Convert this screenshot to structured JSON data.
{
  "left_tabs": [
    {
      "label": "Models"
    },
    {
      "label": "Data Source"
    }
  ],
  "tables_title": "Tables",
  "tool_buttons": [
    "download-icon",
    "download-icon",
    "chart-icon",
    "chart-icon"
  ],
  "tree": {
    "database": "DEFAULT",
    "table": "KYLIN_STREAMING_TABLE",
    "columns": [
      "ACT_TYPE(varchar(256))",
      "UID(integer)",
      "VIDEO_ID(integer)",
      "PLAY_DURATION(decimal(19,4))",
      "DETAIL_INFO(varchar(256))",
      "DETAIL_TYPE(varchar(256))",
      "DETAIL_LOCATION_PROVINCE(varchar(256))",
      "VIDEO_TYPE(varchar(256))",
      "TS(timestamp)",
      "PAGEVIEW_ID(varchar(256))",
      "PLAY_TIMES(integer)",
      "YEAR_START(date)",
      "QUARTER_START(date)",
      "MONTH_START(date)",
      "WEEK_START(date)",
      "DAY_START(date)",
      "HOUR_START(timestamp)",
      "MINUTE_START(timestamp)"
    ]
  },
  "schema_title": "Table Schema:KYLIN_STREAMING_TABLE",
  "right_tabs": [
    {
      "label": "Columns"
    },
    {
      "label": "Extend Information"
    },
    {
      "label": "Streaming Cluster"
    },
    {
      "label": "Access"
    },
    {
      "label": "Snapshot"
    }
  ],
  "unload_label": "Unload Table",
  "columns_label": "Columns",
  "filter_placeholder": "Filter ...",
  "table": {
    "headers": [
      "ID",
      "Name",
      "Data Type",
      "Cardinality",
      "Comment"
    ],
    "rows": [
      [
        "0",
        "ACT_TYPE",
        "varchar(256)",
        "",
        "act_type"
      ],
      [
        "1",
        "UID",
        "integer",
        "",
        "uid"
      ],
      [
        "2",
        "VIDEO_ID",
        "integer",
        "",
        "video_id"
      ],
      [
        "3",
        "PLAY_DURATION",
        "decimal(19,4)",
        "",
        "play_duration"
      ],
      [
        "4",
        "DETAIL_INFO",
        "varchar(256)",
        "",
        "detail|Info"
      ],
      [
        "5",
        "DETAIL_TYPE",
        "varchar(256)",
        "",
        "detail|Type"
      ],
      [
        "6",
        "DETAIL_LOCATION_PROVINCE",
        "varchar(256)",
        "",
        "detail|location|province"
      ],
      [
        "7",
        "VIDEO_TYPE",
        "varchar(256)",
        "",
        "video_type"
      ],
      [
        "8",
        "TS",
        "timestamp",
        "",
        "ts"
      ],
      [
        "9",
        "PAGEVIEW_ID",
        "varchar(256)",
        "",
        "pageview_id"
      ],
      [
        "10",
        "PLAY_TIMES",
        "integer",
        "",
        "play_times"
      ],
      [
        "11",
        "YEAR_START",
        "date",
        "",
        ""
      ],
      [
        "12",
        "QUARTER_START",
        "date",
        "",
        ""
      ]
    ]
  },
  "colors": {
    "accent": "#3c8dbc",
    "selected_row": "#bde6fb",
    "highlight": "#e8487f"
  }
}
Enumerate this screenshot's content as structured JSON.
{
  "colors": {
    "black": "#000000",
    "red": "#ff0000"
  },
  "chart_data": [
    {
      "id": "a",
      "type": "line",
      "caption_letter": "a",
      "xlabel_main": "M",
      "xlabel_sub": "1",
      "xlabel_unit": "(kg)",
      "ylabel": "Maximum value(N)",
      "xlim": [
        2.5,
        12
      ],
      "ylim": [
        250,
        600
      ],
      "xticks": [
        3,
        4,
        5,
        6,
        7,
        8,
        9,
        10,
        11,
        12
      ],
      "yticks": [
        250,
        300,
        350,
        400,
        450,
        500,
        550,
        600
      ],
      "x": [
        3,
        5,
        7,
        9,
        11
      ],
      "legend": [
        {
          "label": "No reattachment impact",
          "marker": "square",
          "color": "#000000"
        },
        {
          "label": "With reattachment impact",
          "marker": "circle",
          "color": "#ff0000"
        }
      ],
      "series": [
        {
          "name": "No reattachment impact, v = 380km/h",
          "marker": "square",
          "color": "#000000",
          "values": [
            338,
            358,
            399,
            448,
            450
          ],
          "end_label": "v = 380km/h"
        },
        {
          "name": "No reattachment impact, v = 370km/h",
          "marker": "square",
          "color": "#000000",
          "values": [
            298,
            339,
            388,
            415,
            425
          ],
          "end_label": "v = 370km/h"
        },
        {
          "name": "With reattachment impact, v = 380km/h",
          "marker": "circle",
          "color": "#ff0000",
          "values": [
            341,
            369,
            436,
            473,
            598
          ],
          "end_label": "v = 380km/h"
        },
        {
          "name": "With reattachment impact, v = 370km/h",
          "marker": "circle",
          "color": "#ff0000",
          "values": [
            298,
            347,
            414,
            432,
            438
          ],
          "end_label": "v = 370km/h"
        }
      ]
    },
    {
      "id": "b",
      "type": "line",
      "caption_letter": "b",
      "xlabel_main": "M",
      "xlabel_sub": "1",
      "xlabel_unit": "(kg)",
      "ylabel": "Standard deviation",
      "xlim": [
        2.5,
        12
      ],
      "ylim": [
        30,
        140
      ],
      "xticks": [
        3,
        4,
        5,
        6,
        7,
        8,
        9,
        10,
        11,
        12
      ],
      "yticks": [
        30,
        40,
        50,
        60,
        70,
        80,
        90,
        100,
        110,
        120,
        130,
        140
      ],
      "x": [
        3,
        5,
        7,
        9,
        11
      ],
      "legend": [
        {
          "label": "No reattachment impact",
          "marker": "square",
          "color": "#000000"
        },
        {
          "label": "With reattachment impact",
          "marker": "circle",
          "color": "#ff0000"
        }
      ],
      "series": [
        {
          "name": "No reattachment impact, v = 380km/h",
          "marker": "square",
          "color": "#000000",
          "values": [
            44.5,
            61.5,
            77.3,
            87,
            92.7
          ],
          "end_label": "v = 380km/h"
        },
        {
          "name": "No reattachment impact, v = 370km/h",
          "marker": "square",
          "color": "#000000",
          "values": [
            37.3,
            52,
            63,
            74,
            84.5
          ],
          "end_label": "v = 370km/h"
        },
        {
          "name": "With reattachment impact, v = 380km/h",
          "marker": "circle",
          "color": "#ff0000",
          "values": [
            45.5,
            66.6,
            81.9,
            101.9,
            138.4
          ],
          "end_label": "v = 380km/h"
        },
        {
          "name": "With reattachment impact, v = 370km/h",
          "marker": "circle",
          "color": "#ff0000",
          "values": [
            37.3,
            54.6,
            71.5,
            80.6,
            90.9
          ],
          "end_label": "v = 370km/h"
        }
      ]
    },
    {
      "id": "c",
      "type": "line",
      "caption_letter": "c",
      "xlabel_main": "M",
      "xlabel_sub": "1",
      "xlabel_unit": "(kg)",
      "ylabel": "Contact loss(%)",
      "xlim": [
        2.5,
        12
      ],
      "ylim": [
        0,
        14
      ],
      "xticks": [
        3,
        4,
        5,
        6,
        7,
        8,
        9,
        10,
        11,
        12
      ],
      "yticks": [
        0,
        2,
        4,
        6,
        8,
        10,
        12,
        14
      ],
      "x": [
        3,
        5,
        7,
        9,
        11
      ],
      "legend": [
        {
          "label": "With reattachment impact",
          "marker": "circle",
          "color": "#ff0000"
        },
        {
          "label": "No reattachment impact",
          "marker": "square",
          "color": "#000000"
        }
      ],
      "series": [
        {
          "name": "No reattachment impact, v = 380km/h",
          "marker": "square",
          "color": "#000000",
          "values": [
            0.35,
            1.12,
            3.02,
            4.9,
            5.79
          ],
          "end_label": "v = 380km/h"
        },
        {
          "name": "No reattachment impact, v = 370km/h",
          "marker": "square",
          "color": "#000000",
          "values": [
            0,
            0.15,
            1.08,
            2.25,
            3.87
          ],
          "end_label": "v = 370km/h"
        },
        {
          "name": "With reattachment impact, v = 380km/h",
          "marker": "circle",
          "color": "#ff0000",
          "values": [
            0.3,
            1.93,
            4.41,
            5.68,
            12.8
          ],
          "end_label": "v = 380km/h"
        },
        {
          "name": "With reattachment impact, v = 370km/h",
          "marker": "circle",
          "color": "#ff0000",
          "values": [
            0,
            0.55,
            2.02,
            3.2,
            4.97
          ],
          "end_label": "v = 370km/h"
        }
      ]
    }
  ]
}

= = = =

• [Exercise requirements]:
Scan the material above. Extract every line in which the word "icon" occurs.

• [Response]:
    "download-icon",
    "download-icon",
    "chart-icon",
    "chart-icon"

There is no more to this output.